_GIVEN RECORDS_:

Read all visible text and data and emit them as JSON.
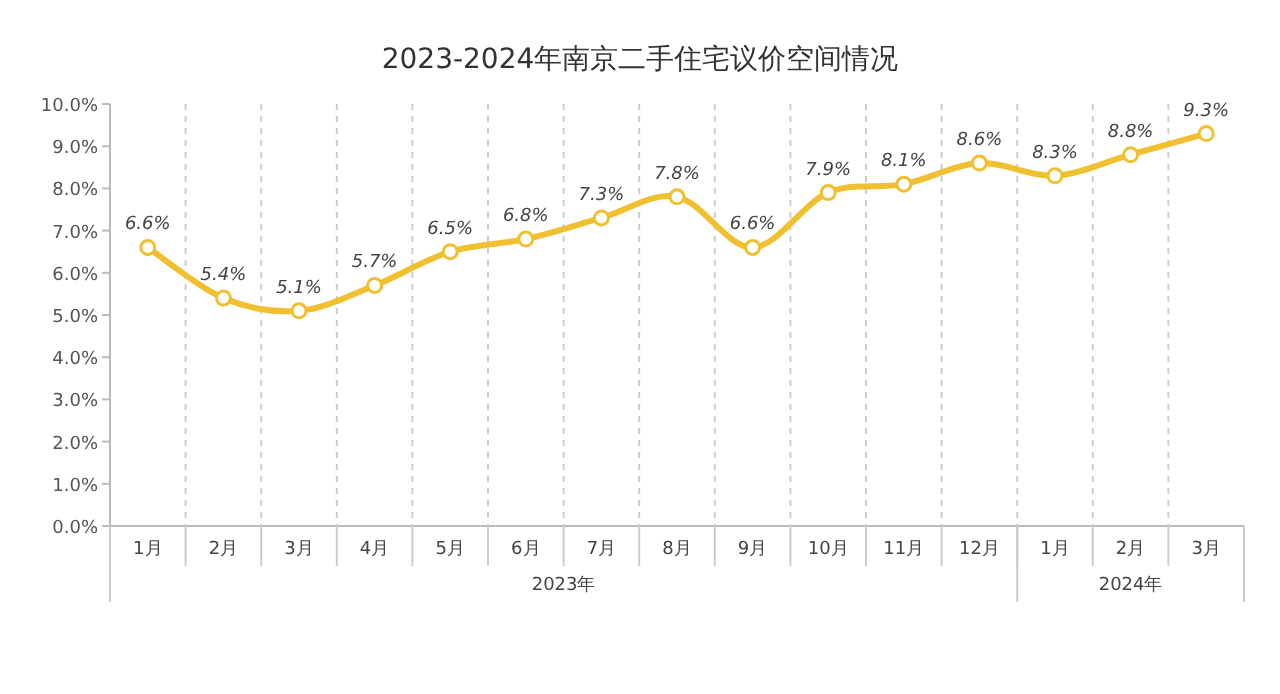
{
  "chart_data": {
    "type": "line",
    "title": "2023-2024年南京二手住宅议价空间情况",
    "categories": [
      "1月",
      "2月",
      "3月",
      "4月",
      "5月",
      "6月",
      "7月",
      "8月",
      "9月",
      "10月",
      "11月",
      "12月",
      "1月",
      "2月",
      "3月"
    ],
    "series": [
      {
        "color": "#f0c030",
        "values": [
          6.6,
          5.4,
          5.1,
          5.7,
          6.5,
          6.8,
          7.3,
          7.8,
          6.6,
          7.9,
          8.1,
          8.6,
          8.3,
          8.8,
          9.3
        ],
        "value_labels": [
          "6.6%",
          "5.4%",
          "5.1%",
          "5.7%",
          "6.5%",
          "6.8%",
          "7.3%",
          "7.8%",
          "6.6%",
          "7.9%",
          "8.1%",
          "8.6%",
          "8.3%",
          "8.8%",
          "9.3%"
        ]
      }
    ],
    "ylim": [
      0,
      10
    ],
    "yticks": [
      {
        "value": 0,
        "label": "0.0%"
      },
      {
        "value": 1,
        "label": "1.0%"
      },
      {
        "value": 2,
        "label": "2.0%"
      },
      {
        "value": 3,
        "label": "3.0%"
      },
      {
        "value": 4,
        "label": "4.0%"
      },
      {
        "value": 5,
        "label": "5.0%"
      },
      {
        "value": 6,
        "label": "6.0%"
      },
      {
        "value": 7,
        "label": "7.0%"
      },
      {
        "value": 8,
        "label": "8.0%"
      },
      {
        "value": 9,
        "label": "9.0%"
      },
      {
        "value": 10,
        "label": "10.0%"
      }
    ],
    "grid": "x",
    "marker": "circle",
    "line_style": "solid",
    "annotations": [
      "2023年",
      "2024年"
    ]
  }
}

_EXERCISE GOAL_: Leave every image out, and retype the material exactly.

_SOLUTION TO THIS EXERCISE_:
Read all visible text and data and emit them as JSON.
{
  "chart_data": {
    "type": "line",
    "title": "2023-2024年南京二手住宅议价空间情况",
    "categories": [
      "1月",
      "2月",
      "3月",
      "4月",
      "5月",
      "6月",
      "7月",
      "8月",
      "9月",
      "10月",
      "11月",
      "12月",
      "1月",
      "2月",
      "3月"
    ],
    "series": [
      {
        "color": "#f0c030",
        "values": [
          6.6,
          5.4,
          5.1,
          5.7,
          6.5,
          6.8,
          7.3,
          7.8,
          6.6,
          7.9,
          8.1,
          8.6,
          8.3,
          8.8,
          9.3
        ],
        "value_labels": [
          "6.6%",
          "5.4%",
          "5.1%",
          "5.7%",
          "6.5%",
          "6.8%",
          "7.3%",
          "7.8%",
          "6.6%",
          "7.9%",
          "8.1%",
          "8.6%",
          "8.3%",
          "8.8%",
          "9.3%"
        ]
      }
    ],
    "ylim": [
      0,
      10
    ],
    "yticks": [
      {
        "value": 0,
        "label": "0.0%"
      },
      {
        "value": 1,
        "label": "1.0%"
      },
      {
        "value": 2,
        "label": "2.0%"
      },
      {
        "value": 3,
        "label": "3.0%"
      },
      {
        "value": 4,
        "label": "4.0%"
      },
      {
        "value": 5,
        "label": "5.0%"
      },
      {
        "value": 6,
        "label": "6.0%"
      },
      {
        "value": 7,
        "label": "7.0%"
      },
      {
        "value": 8,
        "label": "8.0%"
      },
      {
        "value": 9,
        "label": "9.0%"
      },
      {
        "value": 10,
        "label": "10.0%"
      }
    ],
    "grid": "x",
    "marker": "circle",
    "line_style": "solid",
    "annotations": [
      "2023年",
      "2024年"
    ]
  }
}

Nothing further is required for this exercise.